Transcribe the entries that follow exactly as they appear, minus pictures.

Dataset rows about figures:
— START —

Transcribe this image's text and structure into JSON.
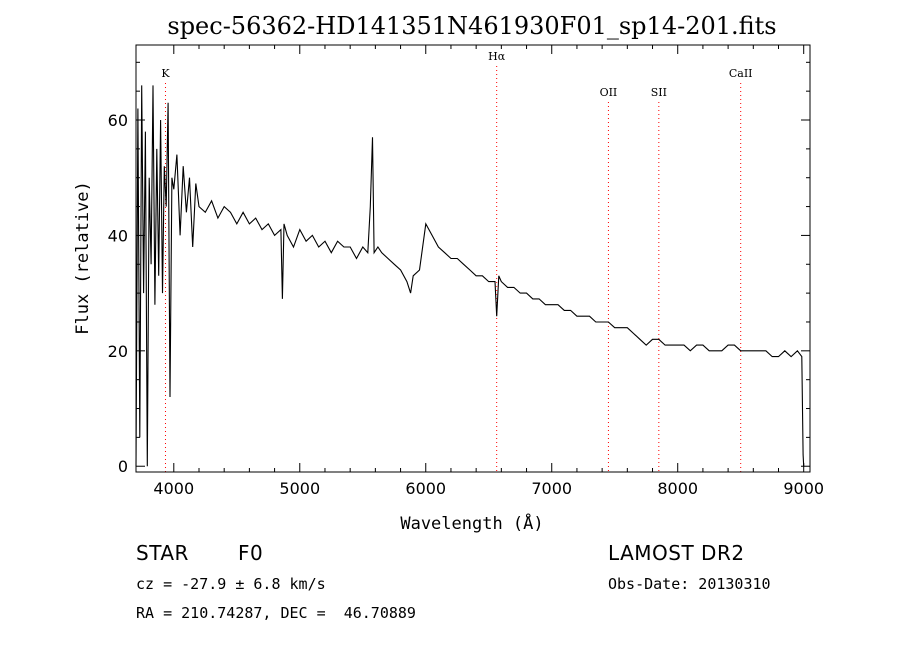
{
  "chart_data": {
    "type": "line",
    "title": "spec-56362-HD141351N461930F01_sp14-201.fits",
    "xlabel": "Wavelength (Å)",
    "ylabel": "Flux (relative)",
    "xlim": [
      3700,
      9050
    ],
    "ylim": [
      -1,
      73
    ],
    "xticks": [
      4000,
      5000,
      6000,
      7000,
      8000,
      9000
    ],
    "yticks": [
      0,
      20,
      40,
      60
    ],
    "grid": false,
    "series": [
      {
        "values_x": [
          3700,
          3715,
          3730,
          3745,
          3760,
          3775,
          3790,
          3805,
          3820,
          3835,
          3850,
          3865,
          3880,
          3895,
          3910,
          3925,
          3940,
          3955,
          3970,
          3985,
          4000,
          4025,
          4050,
          4075,
          4100,
          4125,
          4150,
          4175,
          4200,
          4250,
          4300,
          4350,
          4400,
          4450,
          4500,
          4550,
          4600,
          4650,
          4700,
          4750,
          4800,
          4850,
          4862,
          4875,
          4900,
          4950,
          5000,
          5050,
          5100,
          5150,
          5200,
          5250,
          5300,
          5350,
          5400,
          5450,
          5500,
          5540,
          5560,
          5577,
          5590,
          5620,
          5650,
          5700,
          5750,
          5800,
          5850,
          5880,
          5900,
          5950,
          6000,
          6050,
          6100,
          6150,
          6200,
          6250,
          6300,
          6350,
          6400,
          6450,
          6500,
          6550,
          6563,
          6580,
          6600,
          6650,
          6700,
          6750,
          6800,
          6850,
          6900,
          6950,
          7000,
          7050,
          7100,
          7150,
          7200,
          7250,
          7300,
          7350,
          7400,
          7450,
          7500,
          7550,
          7600,
          7650,
          7700,
          7750,
          7800,
          7850,
          7900,
          7950,
          8000,
          8050,
          8100,
          8150,
          8200,
          8250,
          8300,
          8350,
          8400,
          8450,
          8500,
          8550,
          8600,
          8650,
          8700,
          8750,
          8800,
          8850,
          8900,
          8950,
          8985,
          8995,
          9000
        ],
        "values_y": [
          0,
          62,
          5,
          66,
          30,
          58,
          0,
          50,
          35,
          66,
          28,
          55,
          33,
          60,
          30,
          52,
          45,
          63,
          12,
          50,
          48,
          54,
          40,
          52,
          44,
          50,
          38,
          49,
          45,
          44,
          46,
          43,
          45,
          44,
          42,
          44,
          42,
          43,
          41,
          42,
          40,
          41,
          29,
          42,
          40,
          38,
          41,
          39,
          40,
          38,
          39,
          37,
          39,
          38,
          38,
          36,
          38,
          37,
          45,
          57,
          37,
          38,
          37,
          36,
          35,
          34,
          32,
          30,
          33,
          34,
          42,
          40,
          38,
          37,
          36,
          36,
          35,
          34,
          33,
          33,
          32,
          32,
          26,
          33,
          32,
          31,
          31,
          30,
          30,
          29,
          29,
          28,
          28,
          28,
          27,
          27,
          26,
          26,
          26,
          25,
          25,
          25,
          24,
          24,
          24,
          23,
          22,
          21,
          22,
          22,
          21,
          21,
          21,
          21,
          20,
          21,
          21,
          20,
          20,
          20,
          21,
          21,
          20,
          20,
          20,
          20,
          20,
          19,
          19,
          20,
          19,
          20,
          19,
          2,
          0
        ],
        "color": "#000000"
      }
    ],
    "spectral_lines": [
      {
        "label": "K",
        "x": 3934,
        "color": "#ff0000"
      },
      {
        "label": "Hα",
        "x": 6563,
        "color": "#ff0000"
      },
      {
        "label": "OII",
        "x": 7450,
        "color": "#ff0000"
      },
      {
        "label": "SII",
        "x": 7850,
        "color": "#ff0000"
      },
      {
        "label": "CaII",
        "x": 8500,
        "color": "#ff0000"
      }
    ]
  },
  "info": {
    "object_class": "STAR",
    "subclass": "F0",
    "survey": "LAMOST DR2",
    "cz": "cz = -27.9 ± 6.8 km/s",
    "obs_date": "Obs-Date: 20130310",
    "coords": "RA = 210.74287, DEC =  46.70889"
  }
}
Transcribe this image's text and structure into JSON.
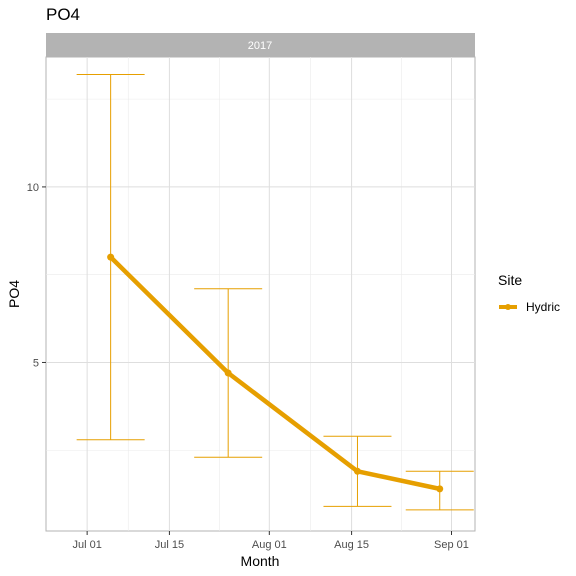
{
  "chart_data": {
    "type": "line",
    "title": "PO4",
    "facet_label": "2017",
    "xlabel": "Month",
    "ylabel": "PO4",
    "x_ticks": [
      "Jul 01",
      "Jul 15",
      "Aug 01",
      "Aug 15",
      "Sep 01"
    ],
    "y_ticks": [
      "5",
      "10"
    ],
    "xlim": [
      "2017-06-24",
      "2017-09-05"
    ],
    "ylim": [
      0.2,
      13.7
    ],
    "grid": true,
    "legend": {
      "title": "Site",
      "placement": "right"
    },
    "series": [
      {
        "name": "Hydric",
        "color": "#E69F00",
        "points": [
          {
            "x": "2017-07-05",
            "y": 8.0,
            "ymin": 2.8,
            "ymax": 13.2
          },
          {
            "x": "2017-07-25",
            "y": 4.7,
            "ymin": 2.3,
            "ymax": 7.1
          },
          {
            "x": "2017-08-16",
            "y": 1.9,
            "ymin": 0.9,
            "ymax": 2.9
          },
          {
            "x": "2017-08-30",
            "y": 1.4,
            "ymin": 0.8,
            "ymax": 1.9
          }
        ]
      }
    ]
  }
}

— END —

# [Written response]
Transcribe this image's text and structure into JSON.
{
  "chart_data": {
    "type": "line",
    "title": "spec-56362-HD141351N461930F01_sp14-201.fits",
    "xlabel": "Wavelength (Å)",
    "ylabel": "Flux (relative)",
    "xlim": [
      3700,
      9050
    ],
    "ylim": [
      -1,
      73
    ],
    "xticks": [
      4000,
      5000,
      6000,
      7000,
      8000,
      9000
    ],
    "yticks": [
      0,
      20,
      40,
      60
    ],
    "grid": false,
    "series": [
      {
        "values_x": [
          3700,
          3715,
          3730,
          3745,
          3760,
          3775,
          3790,
          3805,
          3820,
          3835,
          3850,
          3865,
          3880,
          3895,
          3910,
          3925,
          3940,
          3955,
          3970,
          3985,
          4000,
          4025,
          4050,
          4075,
          4100,
          4125,
          4150,
          4175,
          4200,
          4250,
          4300,
          4350,
          4400,
          4450,
          4500,
          4550,
          4600,
          4650,
          4700,
          4750,
          4800,
          4850,
          4862,
          4875,
          4900,
          4950,
          5000,
          5050,
          5100,
          5150,
          5200,
          5250,
          5300,
          5350,
          5400,
          5450,
          5500,
          5540,
          5560,
          5577,
          5590,
          5620,
          5650,
          5700,
          5750,
          5800,
          5850,
          5880,
          5900,
          5950,
          6000,
          6050,
          6100,
          6150,
          6200,
          6250,
          6300,
          6350,
          6400,
          6450,
          6500,
          6550,
          6563,
          6580,
          6600,
          6650,
          6700,
          6750,
          6800,
          6850,
          6900,
          6950,
          7000,
          7050,
          7100,
          7150,
          7200,
          7250,
          7300,
          7350,
          7400,
          7450,
          7500,
          7550,
          7600,
          7650,
          7700,
          7750,
          7800,
          7850,
          7900,
          7950,
          8000,
          8050,
          8100,
          8150,
          8200,
          8250,
          8300,
          8350,
          8400,
          8450,
          8500,
          8550,
          8600,
          8650,
          8700,
          8750,
          8800,
          8850,
          8900,
          8950,
          8985,
          8995,
          9000
        ],
        "values_y": [
          0,
          62,
          5,
          66,
          30,
          58,
          0,
          50,
          35,
          66,
          28,
          55,
          33,
          60,
          30,
          52,
          45,
          63,
          12,
          50,
          48,
          54,
          40,
          52,
          44,
          50,
          38,
          49,
          45,
          44,
          46,
          43,
          45,
          44,
          42,
          44,
          42,
          43,
          41,
          42,
          40,
          41,
          29,
          42,
          40,
          38,
          41,
          39,
          40,
          38,
          39,
          37,
          39,
          38,
          38,
          36,
          38,
          37,
          45,
          57,
          37,
          38,
          37,
          36,
          35,
          34,
          32,
          30,
          33,
          34,
          42,
          40,
          38,
          37,
          36,
          36,
          35,
          34,
          33,
          33,
          32,
          32,
          26,
          33,
          32,
          31,
          31,
          30,
          30,
          29,
          29,
          28,
          28,
          28,
          27,
          27,
          26,
          26,
          26,
          25,
          25,
          25,
          24,
          24,
          24,
          23,
          22,
          21,
          22,
          22,
          21,
          21,
          21,
          21,
          20,
          21,
          21,
          20,
          20,
          20,
          21,
          21,
          20,
          20,
          20,
          20,
          20,
          19,
          19,
          20,
          19,
          20,
          19,
          2,
          0
        ],
        "color": "#000000"
      }
    ],
    "spectral_lines": [
      {
        "label": "K",
        "x": 3934,
        "color": "#ff0000"
      },
      {
        "label": "Hα",
        "x": 6563,
        "color": "#ff0000"
      },
      {
        "label": "OII",
        "x": 7450,
        "color": "#ff0000"
      },
      {
        "label": "SII",
        "x": 7850,
        "color": "#ff0000"
      },
      {
        "label": "CaII",
        "x": 8500,
        "color": "#ff0000"
      }
    ]
  },
  "info": {
    "object_class": "STAR",
    "subclass": "F0",
    "survey": "LAMOST DR2",
    "cz": "cz = -27.9 ± 6.8 km/s",
    "obs_date": "Obs-Date: 20130310",
    "coords": "RA = 210.74287, DEC =  46.70889"
  }
}
Transcribe this image's text and structure into JSON.
{
  "chart_data": {
    "type": "line",
    "title": "PO4",
    "facet_label": "2017",
    "xlabel": "Month",
    "ylabel": "PO4",
    "x_ticks": [
      "Jul 01",
      "Jul 15",
      "Aug 01",
      "Aug 15",
      "Sep 01"
    ],
    "y_ticks": [
      "5",
      "10"
    ],
    "xlim": [
      "2017-06-24",
      "2017-09-05"
    ],
    "ylim": [
      0.2,
      13.7
    ],
    "grid": true,
    "legend": {
      "title": "Site",
      "placement": "right"
    },
    "series": [
      {
        "name": "Hydric",
        "color": "#E69F00",
        "points": [
          {
            "x": "2017-07-05",
            "y": 8.0,
            "ymin": 2.8,
            "ymax": 13.2
          },
          {
            "x": "2017-07-25",
            "y": 4.7,
            "ymin": 2.3,
            "ymax": 7.1
          },
          {
            "x": "2017-08-16",
            "y": 1.9,
            "ymin": 0.9,
            "ymax": 2.9
          },
          {
            "x": "2017-08-30",
            "y": 1.4,
            "ymin": 0.8,
            "ymax": 1.9
          }
        ]
      }
    ]
  }
}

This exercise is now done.